[Extracted data entries]
* Begin *

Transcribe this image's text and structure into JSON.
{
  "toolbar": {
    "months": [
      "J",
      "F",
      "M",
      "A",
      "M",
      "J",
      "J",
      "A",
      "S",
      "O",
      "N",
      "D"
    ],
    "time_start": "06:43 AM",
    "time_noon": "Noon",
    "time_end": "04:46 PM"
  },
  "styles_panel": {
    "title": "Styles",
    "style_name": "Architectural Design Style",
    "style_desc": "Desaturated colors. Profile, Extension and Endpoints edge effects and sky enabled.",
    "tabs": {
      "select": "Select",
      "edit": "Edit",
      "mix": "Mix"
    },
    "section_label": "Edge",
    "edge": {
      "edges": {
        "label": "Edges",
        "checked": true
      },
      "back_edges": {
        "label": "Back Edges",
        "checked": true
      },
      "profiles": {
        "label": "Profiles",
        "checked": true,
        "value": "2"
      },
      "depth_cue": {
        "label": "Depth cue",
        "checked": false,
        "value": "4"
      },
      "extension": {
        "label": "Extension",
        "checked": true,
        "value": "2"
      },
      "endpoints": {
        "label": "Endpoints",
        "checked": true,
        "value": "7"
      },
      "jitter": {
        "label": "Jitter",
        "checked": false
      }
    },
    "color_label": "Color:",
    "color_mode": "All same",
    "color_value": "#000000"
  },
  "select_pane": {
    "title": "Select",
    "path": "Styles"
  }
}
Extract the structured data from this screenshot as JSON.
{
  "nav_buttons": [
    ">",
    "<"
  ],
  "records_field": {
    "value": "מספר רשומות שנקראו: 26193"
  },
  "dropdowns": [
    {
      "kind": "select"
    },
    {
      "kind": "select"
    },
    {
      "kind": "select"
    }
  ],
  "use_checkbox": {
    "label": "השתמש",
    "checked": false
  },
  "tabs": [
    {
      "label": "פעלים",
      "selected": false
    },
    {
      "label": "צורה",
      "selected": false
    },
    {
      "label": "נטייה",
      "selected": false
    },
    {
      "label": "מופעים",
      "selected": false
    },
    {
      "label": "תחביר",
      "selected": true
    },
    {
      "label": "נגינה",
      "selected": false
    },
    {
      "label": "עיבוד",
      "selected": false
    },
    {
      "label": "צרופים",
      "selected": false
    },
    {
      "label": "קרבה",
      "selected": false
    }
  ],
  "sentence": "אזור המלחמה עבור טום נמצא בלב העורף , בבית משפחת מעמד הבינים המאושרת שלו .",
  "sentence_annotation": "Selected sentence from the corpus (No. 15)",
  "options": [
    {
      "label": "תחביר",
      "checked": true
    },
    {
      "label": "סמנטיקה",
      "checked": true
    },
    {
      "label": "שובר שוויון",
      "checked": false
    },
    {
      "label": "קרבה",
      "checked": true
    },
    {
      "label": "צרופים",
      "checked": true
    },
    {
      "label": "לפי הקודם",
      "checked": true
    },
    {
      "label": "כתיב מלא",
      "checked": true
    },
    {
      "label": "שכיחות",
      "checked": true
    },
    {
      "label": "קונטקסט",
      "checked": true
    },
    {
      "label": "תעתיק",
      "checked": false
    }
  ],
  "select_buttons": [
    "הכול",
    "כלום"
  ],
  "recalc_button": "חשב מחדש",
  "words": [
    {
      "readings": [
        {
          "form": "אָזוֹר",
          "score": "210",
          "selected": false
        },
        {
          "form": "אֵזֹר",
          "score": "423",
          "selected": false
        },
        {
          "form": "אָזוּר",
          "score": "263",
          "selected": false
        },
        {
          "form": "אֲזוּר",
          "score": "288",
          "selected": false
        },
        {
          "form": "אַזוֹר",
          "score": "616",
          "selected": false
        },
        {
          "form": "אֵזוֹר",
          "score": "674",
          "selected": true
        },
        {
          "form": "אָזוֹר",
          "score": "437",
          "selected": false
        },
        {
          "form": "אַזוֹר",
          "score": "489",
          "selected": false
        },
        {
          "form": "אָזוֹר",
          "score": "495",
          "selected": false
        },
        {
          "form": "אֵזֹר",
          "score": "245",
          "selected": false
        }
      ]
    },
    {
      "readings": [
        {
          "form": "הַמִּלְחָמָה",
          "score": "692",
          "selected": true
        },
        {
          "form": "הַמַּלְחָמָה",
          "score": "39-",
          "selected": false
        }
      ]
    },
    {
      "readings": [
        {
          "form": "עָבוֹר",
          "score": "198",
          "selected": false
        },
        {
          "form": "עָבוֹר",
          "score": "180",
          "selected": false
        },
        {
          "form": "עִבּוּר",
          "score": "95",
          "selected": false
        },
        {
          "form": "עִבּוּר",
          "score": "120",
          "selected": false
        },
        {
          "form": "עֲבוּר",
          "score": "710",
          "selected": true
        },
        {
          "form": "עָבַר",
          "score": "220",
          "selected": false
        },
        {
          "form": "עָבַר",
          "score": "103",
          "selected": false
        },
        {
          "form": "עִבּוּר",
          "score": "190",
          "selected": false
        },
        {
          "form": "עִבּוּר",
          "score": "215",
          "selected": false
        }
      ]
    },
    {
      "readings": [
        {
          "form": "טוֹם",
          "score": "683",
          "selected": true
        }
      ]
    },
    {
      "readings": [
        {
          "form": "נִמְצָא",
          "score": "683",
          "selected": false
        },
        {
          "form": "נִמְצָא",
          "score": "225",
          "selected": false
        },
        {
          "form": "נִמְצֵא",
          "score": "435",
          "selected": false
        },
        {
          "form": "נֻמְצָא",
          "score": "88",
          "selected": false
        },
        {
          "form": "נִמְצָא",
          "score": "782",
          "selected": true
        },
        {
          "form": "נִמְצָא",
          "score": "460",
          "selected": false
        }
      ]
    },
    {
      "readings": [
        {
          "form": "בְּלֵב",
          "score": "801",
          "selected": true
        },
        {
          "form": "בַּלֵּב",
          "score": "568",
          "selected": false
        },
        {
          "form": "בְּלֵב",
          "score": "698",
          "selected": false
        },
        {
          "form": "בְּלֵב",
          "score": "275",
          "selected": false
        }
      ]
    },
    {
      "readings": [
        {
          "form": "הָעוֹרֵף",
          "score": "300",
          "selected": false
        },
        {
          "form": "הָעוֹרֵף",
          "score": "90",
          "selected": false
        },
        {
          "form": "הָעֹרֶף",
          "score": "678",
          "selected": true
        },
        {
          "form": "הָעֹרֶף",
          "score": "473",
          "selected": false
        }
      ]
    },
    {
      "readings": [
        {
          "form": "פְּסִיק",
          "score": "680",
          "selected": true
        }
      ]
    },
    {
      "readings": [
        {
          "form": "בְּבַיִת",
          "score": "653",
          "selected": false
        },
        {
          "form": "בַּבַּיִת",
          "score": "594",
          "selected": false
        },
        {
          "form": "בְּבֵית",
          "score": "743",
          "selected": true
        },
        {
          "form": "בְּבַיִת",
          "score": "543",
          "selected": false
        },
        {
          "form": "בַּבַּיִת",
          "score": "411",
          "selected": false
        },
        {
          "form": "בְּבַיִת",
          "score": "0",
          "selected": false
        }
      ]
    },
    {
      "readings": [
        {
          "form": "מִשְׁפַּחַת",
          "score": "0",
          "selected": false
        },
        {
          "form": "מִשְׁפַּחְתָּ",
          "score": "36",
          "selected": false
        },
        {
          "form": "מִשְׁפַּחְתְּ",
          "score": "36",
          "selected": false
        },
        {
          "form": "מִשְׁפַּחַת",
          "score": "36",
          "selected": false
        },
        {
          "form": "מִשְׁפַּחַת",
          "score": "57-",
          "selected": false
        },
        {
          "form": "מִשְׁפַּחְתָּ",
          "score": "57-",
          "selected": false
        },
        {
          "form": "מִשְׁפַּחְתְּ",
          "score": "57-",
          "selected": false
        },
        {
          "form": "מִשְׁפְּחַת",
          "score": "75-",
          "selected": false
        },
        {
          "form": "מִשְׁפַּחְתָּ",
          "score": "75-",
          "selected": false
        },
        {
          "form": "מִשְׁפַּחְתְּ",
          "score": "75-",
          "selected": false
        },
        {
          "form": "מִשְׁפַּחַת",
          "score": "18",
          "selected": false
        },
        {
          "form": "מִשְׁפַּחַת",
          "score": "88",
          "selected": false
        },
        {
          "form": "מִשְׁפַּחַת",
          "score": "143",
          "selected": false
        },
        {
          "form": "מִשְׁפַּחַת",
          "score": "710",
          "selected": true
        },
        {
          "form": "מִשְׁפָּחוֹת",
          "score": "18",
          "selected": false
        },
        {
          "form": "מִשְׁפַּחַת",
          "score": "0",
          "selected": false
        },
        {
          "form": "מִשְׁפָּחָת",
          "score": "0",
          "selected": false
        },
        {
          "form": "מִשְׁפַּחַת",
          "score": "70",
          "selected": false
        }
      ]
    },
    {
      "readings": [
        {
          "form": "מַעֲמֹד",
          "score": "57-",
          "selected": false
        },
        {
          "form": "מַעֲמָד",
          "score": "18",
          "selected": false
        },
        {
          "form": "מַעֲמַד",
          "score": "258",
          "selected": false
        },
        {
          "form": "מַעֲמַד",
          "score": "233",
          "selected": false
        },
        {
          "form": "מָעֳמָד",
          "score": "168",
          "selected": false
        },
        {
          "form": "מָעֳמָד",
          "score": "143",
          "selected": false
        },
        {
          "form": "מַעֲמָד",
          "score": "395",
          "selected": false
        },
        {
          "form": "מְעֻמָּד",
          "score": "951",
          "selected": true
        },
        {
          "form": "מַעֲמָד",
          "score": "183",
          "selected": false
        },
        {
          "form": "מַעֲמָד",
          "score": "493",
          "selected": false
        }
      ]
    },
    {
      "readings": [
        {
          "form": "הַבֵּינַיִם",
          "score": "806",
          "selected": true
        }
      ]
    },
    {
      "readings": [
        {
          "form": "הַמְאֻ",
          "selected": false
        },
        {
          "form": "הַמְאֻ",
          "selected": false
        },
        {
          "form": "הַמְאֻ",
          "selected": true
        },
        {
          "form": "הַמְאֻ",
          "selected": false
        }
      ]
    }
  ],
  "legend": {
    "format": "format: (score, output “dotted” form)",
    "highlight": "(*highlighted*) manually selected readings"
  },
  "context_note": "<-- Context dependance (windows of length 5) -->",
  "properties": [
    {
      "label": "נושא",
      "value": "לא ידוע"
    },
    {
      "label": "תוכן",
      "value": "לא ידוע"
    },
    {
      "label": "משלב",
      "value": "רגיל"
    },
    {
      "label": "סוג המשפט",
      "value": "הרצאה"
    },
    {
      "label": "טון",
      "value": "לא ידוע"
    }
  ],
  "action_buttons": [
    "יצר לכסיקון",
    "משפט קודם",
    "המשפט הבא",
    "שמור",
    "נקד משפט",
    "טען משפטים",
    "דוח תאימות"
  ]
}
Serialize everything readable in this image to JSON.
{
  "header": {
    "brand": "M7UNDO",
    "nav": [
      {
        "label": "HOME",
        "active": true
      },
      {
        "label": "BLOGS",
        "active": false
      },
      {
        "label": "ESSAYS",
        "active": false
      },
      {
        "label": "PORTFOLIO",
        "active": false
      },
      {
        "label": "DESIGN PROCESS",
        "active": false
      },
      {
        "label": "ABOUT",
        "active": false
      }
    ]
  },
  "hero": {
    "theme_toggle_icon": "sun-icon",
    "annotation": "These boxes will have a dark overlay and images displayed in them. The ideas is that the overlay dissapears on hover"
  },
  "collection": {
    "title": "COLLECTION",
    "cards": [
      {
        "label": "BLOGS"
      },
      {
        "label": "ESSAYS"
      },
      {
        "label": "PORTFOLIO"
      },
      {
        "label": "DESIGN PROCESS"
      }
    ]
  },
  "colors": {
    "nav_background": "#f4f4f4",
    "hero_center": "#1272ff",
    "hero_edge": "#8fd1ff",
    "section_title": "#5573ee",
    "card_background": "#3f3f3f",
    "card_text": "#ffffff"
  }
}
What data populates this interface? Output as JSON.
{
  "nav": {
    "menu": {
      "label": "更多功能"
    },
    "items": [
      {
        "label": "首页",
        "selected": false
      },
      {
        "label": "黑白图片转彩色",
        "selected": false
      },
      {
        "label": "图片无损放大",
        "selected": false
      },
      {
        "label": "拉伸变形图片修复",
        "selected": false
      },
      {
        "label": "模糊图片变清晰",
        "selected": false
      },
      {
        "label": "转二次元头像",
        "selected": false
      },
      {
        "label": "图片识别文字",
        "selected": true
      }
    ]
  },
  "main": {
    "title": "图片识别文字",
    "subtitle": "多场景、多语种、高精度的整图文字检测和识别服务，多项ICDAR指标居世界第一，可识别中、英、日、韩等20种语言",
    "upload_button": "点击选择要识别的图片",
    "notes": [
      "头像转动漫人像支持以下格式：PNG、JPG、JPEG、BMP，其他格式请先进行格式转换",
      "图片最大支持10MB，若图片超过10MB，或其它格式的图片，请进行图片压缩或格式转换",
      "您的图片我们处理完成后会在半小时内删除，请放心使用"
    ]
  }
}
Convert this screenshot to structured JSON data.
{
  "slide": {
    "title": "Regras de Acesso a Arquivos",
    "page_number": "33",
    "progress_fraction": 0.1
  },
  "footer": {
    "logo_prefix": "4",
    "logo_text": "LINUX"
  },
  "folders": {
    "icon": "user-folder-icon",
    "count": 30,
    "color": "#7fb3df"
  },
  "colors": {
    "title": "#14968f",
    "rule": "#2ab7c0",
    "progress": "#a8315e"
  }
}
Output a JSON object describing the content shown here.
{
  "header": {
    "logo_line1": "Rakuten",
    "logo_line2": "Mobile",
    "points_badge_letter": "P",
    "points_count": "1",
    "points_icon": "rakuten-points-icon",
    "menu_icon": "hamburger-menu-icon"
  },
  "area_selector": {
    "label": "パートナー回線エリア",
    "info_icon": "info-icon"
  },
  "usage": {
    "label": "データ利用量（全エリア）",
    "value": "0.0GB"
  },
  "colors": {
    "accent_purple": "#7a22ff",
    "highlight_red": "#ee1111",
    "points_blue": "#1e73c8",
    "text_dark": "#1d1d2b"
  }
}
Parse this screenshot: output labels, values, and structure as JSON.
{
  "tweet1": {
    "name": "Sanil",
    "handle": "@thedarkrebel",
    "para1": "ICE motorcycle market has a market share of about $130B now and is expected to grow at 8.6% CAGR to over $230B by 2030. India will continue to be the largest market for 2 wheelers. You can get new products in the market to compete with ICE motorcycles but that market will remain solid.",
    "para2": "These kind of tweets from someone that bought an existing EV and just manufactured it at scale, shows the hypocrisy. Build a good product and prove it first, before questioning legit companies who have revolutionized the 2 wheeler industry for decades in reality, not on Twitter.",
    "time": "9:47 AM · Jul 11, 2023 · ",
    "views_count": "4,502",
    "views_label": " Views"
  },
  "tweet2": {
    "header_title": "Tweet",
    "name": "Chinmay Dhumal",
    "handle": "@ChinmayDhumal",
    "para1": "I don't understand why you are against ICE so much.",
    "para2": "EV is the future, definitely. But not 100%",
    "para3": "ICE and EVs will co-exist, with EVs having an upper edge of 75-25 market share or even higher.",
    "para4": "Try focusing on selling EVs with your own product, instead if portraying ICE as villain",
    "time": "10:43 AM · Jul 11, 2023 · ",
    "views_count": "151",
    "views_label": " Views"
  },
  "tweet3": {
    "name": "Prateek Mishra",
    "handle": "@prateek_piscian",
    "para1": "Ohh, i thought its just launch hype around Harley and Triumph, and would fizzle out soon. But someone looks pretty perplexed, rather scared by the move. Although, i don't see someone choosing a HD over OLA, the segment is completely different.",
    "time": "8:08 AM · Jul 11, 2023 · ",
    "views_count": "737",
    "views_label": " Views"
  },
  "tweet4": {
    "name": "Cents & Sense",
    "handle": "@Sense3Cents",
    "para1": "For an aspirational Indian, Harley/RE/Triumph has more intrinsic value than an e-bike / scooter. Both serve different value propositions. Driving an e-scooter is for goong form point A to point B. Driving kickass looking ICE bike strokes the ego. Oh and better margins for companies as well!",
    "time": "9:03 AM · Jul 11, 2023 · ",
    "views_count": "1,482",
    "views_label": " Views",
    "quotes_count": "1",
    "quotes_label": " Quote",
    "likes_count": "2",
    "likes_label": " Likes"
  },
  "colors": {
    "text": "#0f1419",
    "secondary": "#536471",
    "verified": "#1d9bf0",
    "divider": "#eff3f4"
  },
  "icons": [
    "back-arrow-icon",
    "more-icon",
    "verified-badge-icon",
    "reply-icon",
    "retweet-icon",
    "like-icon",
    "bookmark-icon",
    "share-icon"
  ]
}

* End *

[REQUIRED TASK] Find the string "more" in the listing and return every line that holds it.

[EXPECTED ANSWER]
    "para1": "For an aspirational Indian, Harley/RE/Triumph has more intrinsic value than an e-bike / scooter. Both serve different value propositions. Driving an e-scooter is for goong form point A to point B. Driving kickass looking ICE bike strokes the ego. Oh and better margins for companies as well!",
    "more-icon",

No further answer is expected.